Exercise description
Find each line holding "المؤتمر" and copy it out.

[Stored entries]
— START —
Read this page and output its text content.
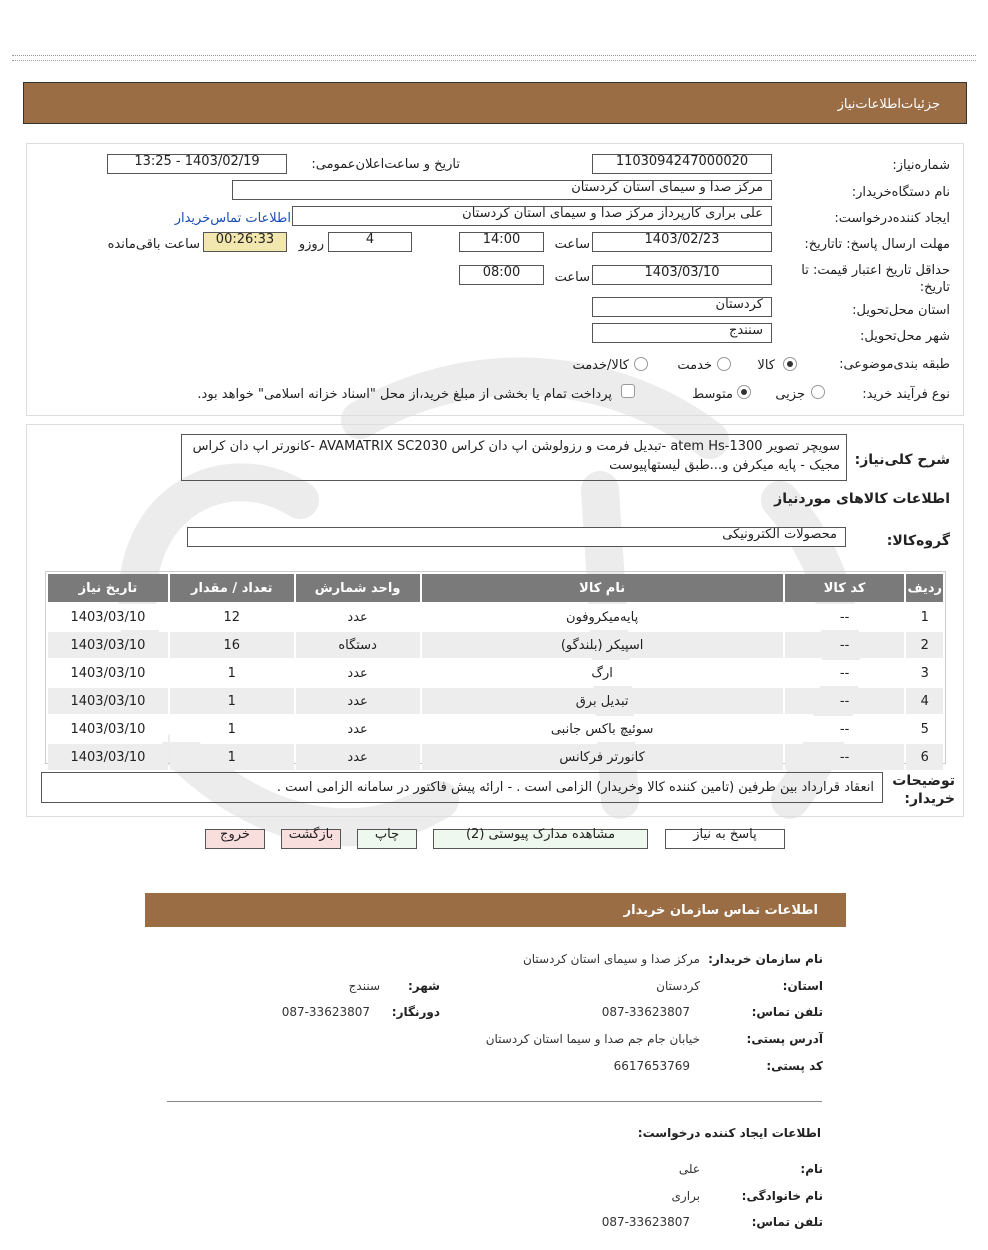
جزئیات‌اطلاعات‌نیاز
شماره‌نیاز:
1103094247000020
تاریخ و ساعت‌اعلان‌عمومی:
1403/02/19 - 13:25
نام دستگاه‌خریدار:
مرکز صدا و سیمای استان کردستان
ایجاد کننده‌درخواست:
علی براری کارپرداز مرکز صدا و سیمای استان کردستان
اطلاعات تماس‌خریدار
مهلت ارسال پاسخ: تاتاریخ:
1403/02/23
ساعت
14:00
4
روزو
00:26:33
ساعت باقی‌مانده
حداقل تاریخ اعتبار قیمت: تا تاریخ:
1403/03/10
ساعت
08:00
استان محل‌تحویل:
کردستان
شهر محل‌تحویل:
سنندج
طبقه بندی‌موضوعی:
کالا
خدمت
کالا/خدمت
نوع فرآیند خرید:
جزیی
متوسط
پرداخت تمام یا بخشی از مبلغ خرید،از محل "اسناد خزانه اسلامی" خواهد بود.
شرح کلی‌نیاز:
سویچر تصویر atem Hs-1300 -تبدیل فرمت و رزولوشن اپ دان کراس AVAMATRIX SC2030 -کانورتر اپ دان کراس مجیک - پایه میکرفن و...طبق لیستهاپیوست
اطلاعات کالاهای موردنیاز
گروه‌کالا:
محصولات الکترونیکی
ردیف	کد کالا	نام کالا	واحد شمارش	تعداد / مقدار	تاریخ نیاز
1	--	پایه‌میکروفون	عدد	12	1403/03/10
2	--	اسپیکر (بلندگو)	دستگاه	16	1403/03/10
3	--	ارگ	عدد	1	1403/03/10
4	--	تبدیل برق	عدد	1	1403/03/10
5	--	سوئیچ باکس جانبی	عدد	1	1403/03/10
6	--	کانورتر فرکانس	عدد	1	1403/03/10
توضیحات خریدار:
انعقاد قرارداد بین طرفین (تامین کننده کالا وخریدار) الزامی است . - ارائه پیش فاکتور در سامانه الزامی است .
پاسخ به نیاز
مشاهده مدارک پیوستی (2)
چاپ
بازگشت
خروج
اطلاعات تماس سازمان خریدار
نام سازمان خریدار:
مرکز صدا و سیمای استان کردستان
استان:
کردستان
شهر:
سنندج
تلفن تماس:
087-33623807
دورنگار:
087-33623807
آدرس پستی:
خیابان جام جم صدا و سیما استان کردستان
کد پستی:
6617653769
اطلاعات ایجاد کننده درخواست:
نام:
علی
نام خانوادگی:
براری
تلفن تماس:
087-33623807
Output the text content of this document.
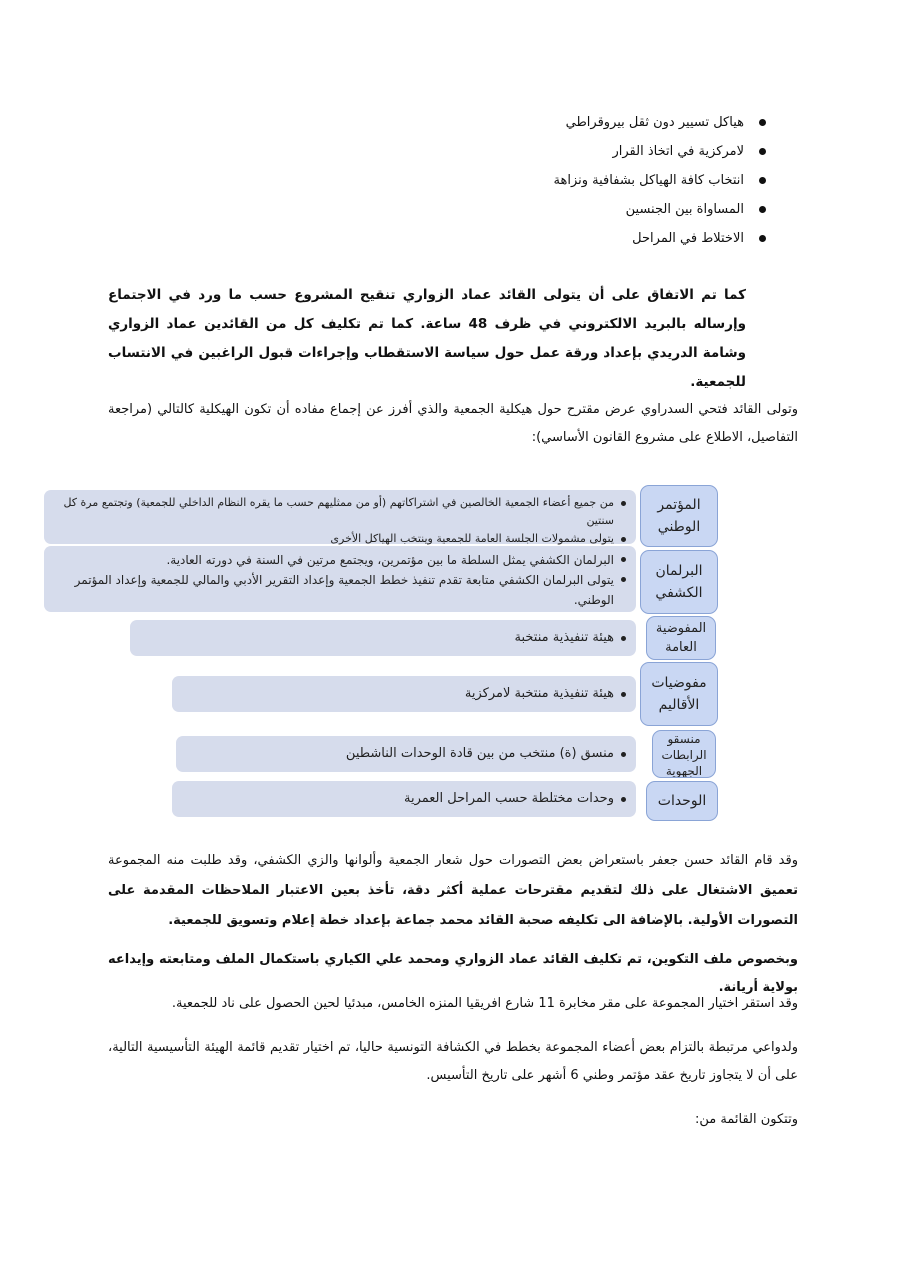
هياكل تسيير دون ثقل بيروقراطي
لامركزية في اتخاذ القرار
انتخاب كافة الهياكل بشفافية ونزاهة
المساواة بين الجنسين
الاختلاط في المراحل
كما تم الاتفاق على أن يتولى القائد عماد الزواري تنقيح المشروع حسب ما ورد في الاجتماع وإرساله بالبريد الالكتروني في ظرف 48 ساعة. كما تم تكليف كل من القائدين عماد الزواري وشامة الدريدي بإعداد ورقة عمل حول سياسة الاستقطاب وإجراءات قبول الراغبين في الانتساب للجمعية.
وتولى القائد فتحي السدراوي عرض مقترح حول هيكلية الجمعية والذي أفرز عن إجماع مفاده أن تكون الهيكلية كالتالي (مراجعة التفاصيل، الاطلاع على مشروع القانون الأساسي):
من جميع أعضاء الجمعية الخالصين في اشتراكاتهم (أو من ممثليهم حسب ما يقره النظام الداخلي للجمعية) وتجتمع مرة كل سنتين
يتولى مشمولات الجلسة العامة للجمعية وينتخب الهياكل الأخرى
المؤتمر الوطني
البرلمان الكشفي يمثل السلطة ما بين مؤتمرين، ويجتمع مرتين في السنة في دورته العادية.
يتولى البرلمان الكشفي متابعة تقدم تنفيذ خطط الجمعية وإعداد التقرير الأدبي والمالي للجمعية وإعداد المؤتمر الوطني.
البرلمان الكشفي
هيئة تنفيذية منتخبة
المفوضية العامة
هيئة تنفيذية منتخبة لامركزية
مفوضيات الأقاليم
منسق (ة) منتخب من بين قادة الوحدات الناشطين
منسقو الرابطات الجهوية
وحدات مختلطة حسب المراحل العمرية	الوحدات
وقد قام القائد حسن جعفر باستعراض بعض التصورات حول شعار الجمعية وألوانها والزي الكشفي، وقد طلبت منه المجموعة تعميق الاشتغال على ذلك لتقديم مقترحات عملية أكثر دقة، تأخذ بعين الاعتبار الملاحظات المقدمة على التصورات الأولية. بالإضافة الى تكليفه صحبة القائد محمد جماعة بإعداد خطة إعلام وتسويق للجمعية.
وبخصوص ملف التكوين، تم تكليف القائد عماد الزواري ومحمد علي الكياري باستكمال الملف ومتابعته وإيداعه بولاية أريانة.
وقد استقر اختيار المجموعة على مقر مخابرة 11 شارع افريقيا المنزه الخامس، مبدئيا لحين الحصول على ناد للجمعية.
ولدواعي مرتبطة بالتزام بعض أعضاء المجموعة بخطط في الكشافة التونسية حاليا، تم اختيار تقديم قائمة الهيئة التأسيسية التالية، على أن لا يتجاوز تاريخ عقد مؤتمر وطني 6 أشهر على تاريخ التأسيس.
وتتكون القائمة من:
— END —
Output of the task
المؤتمر الوطني
يتولى البرلمان الكشفي متابعة تقدم تنفيذ خطط الجمعية وإعداد التقرير الأدبي والمالي للجمعية وإعداد المؤتمر الوطني.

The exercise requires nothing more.